Deciding on loot rules

You cannot play an MMO for very long before butting your head against the notion of loot rules. In fact, the first time you are in a group and some item drops, what do you do?

Maybe a little box comes up on screen with some obscure symbols. Perhaps it says need or greed. So you press some random button because you don’t know, and if you get it wrong people yell at you. If you’re polite or with friends, you ask them first. If you’re not then you just hit need and hope for the best.

None of this is obvious to new players. But a large part of MMO culture and social custom is centred on looting rules; when you can loot, where you can loot, how you can loot,  and what are the looting taboos. In WoW, different servers can even have different customs.

Looting in PUGS

The requirements for a good PUG looting rule are:

  • Should be known in advance, so that people who don’t like the rules can turn down the group.

That’s the only important rule. But it’s actually quite rare that people will discuss loot before a run. They’ll assume usually that you go with whatever the server custom is.

Some people are also very fussy about letting others roll on off-spec gear. Game custom is usually that you roll for gear that supports the role you are currently playing. But it’s a PUG so who really cares what they think? It really isn’t worth fussing too much about such things, and if you’re concerned about the social implications of rolling for off-spec then just let people know what you plan to do at the start.

**INSTRUCTIONS TO FOLLOW**
Copy the passage on loot rules word for word, from "You cannot play" to "for the best.". The listing that follows comes from a separate source unrelated to the passage on loot rules.

**RECORDS**
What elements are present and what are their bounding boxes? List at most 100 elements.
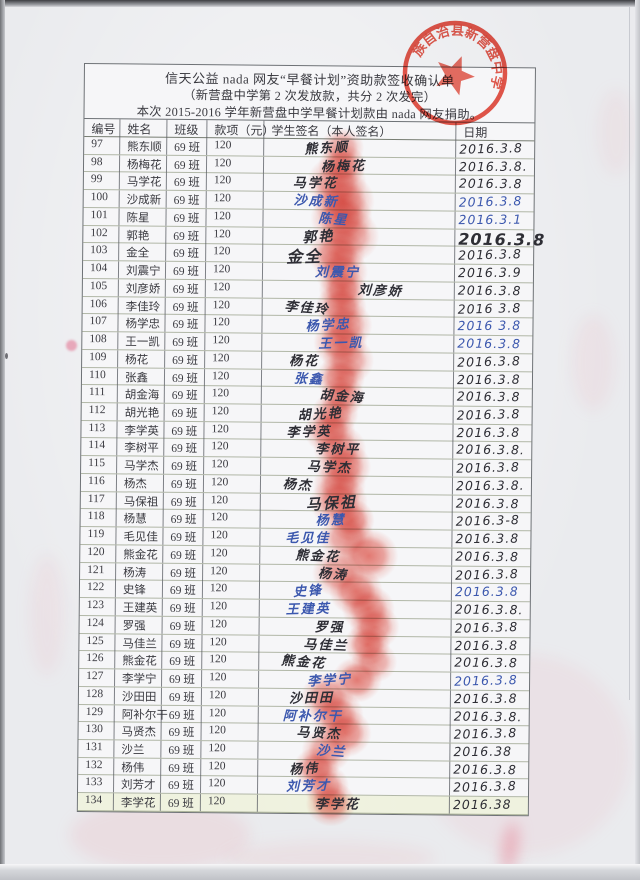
student-name: 刘震宁 [118,261,167,279]
class-cell: 69 班 [163,492,204,510]
date-cell: 2016.3.8. [456,158,533,176]
row-number: 102 [83,225,120,244]
signature-cell: 沙兰 [258,727,451,774]
date-cell: 2016.3.8 [456,176,533,194]
student-name: 王一凯 [118,332,166,350]
class-cell: 69 班 [162,598,203,617]
amount-cell: 120 [207,138,265,156]
amount-cell: 120 [201,758,259,777]
date-cell: 2016.3.8. [453,442,530,460]
class-cell: 69 班 [164,421,205,439]
row-number: 111 [81,385,118,403]
student-name: 胡光艳 [117,403,165,421]
date-cell: 2016.3.8 [452,584,529,602]
amount-cell: 120 [203,492,261,511]
date-cell: 2016.3.9 [455,265,532,283]
student-signature: 杨杰 [282,476,314,495]
class-cell: 69 班 [164,368,206,386]
date-value: 2016.3.8 [457,282,522,299]
date-value: 2016.3.8 [457,246,523,264]
class-cell: 69 班 [162,634,203,652]
date-value: 2016.3.8 [455,530,520,547]
signature-cell: 马学花 [263,155,456,211]
student-signature: 刘芳才 [285,779,332,796]
date-cell: 2016.3.8 [450,761,527,779]
amount-cell: 120 [204,404,262,422]
row-number: 133 [77,775,115,793]
table-body: 97 熊东顺 69 班 120 熊东顺 2016.3.8 98 杨梅花 69 班 120 杨梅花 20… [77,127,545,827]
date-cell: 2016.3.8. [451,708,528,726]
date-value: 2016.38 [453,743,513,760]
amount-cell: 120 [203,528,261,546]
date-cell: 2016.38 [450,744,527,762]
date-cell: 2016.38 [450,797,527,815]
student-name: 金全 [119,243,167,262]
date-cell: 2016 3.8 [454,318,531,336]
signature-cell: 毛见佳 [260,512,453,564]
date-cell: 2016.3.8 [453,495,530,513]
date-value: 2016.3.8 [453,761,517,777]
class-cell: 69 班 [166,208,207,227]
signature-cell: 胡金海 [261,374,454,417]
row-number: 127 [79,669,116,687]
row-number: 117 [80,491,117,510]
student-name: 李学宁 [115,669,163,687]
class-cell: 69 班 [165,279,206,298]
student-name: 马佳兰 [115,633,163,652]
date-value: 2016.3.8 [455,495,520,511]
date-value: 2016.3.8 [456,424,521,440]
row-number: 115 [81,456,118,474]
signature-cell: 李学花 [257,780,450,827]
date-value: 2016.3.8 [454,618,519,636]
signature-cell: 陈星 [263,189,456,248]
student-signature: 王建英 [285,601,332,618]
class-cell: 69 班 [160,793,201,812]
date-cell: 2016.3.8 [452,566,529,584]
amount-cell: 120 [204,439,262,458]
signature-cell: 杨杰 [260,459,454,510]
amount-cell: 120 [206,191,264,209]
row-number: 106 [82,296,119,314]
amount-cell: 120 [201,687,260,706]
signature-cell: 杨花 [262,336,455,385]
date-value: 2016.3.8 [454,584,519,600]
class-cell: 69 班 [163,545,204,564]
amount-cell: 120 [206,226,264,245]
row-number: 112 [81,403,118,421]
amount-cell: 120 [204,421,262,440]
signature-cell: 马保祖 [260,475,453,530]
class-cell: 69 班 [165,261,207,280]
student-name: 杨杰 [116,474,165,492]
student-name: 马学花 [119,172,167,191]
class-cell: 69 班 [163,527,204,546]
amount-cell: 120 [203,475,262,493]
student-name: 马贤杰 [114,722,162,741]
date-value: 2016.3.1 [458,211,523,228]
student-name: 胡金海 [117,385,165,404]
row-number: 110 [81,367,119,385]
student-signature: 刘震宁 [314,265,361,281]
row-number: 101 [83,207,120,226]
date-value: 2016.3.8. [456,442,526,458]
row-number: 108 [82,332,119,350]
row-number: 98 [83,154,121,173]
student-name: 刘芳才 [113,775,162,794]
date-cell: 2016.3.8 [454,389,531,407]
amount-cell: 120 [203,510,261,529]
student-name: 沙兰 [114,740,162,758]
class-cell: 69 班 [162,652,203,670]
date-value: 2016.3.8 [453,672,518,689]
row-number: 123 [79,598,116,616]
row-number: 125 [79,633,116,651]
signature-cell: 熊金花 [259,640,452,684]
amount-cell: 120 [200,776,259,795]
student-name: 李学花 [113,793,161,811]
signature-cell: 张鑫 [261,355,455,401]
signature-cell: 罗强 [259,603,452,650]
student-signature: 李学花 [314,797,360,813]
class-cell: 69 班 [164,439,205,457]
row-number: 116 [80,473,118,492]
date-value: 2016.3.8 [453,725,518,742]
row-number: 118 [80,509,117,527]
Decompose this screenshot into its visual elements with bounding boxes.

**RESPONSE BELOW**
You cannot play an MMO for very long before butting your head against the notion of loot rules. In fact, the first time you are in a group and some item drops, what do you do?

Maybe a little box comes up on screen with some obscure symbols. Perhaps it says need or greed. So you press some random button because you don’t know, and if you get it wrong people yell at you. If you’re polite or with friends, you ask them first. If you’re not then you just hit need and hope for the best.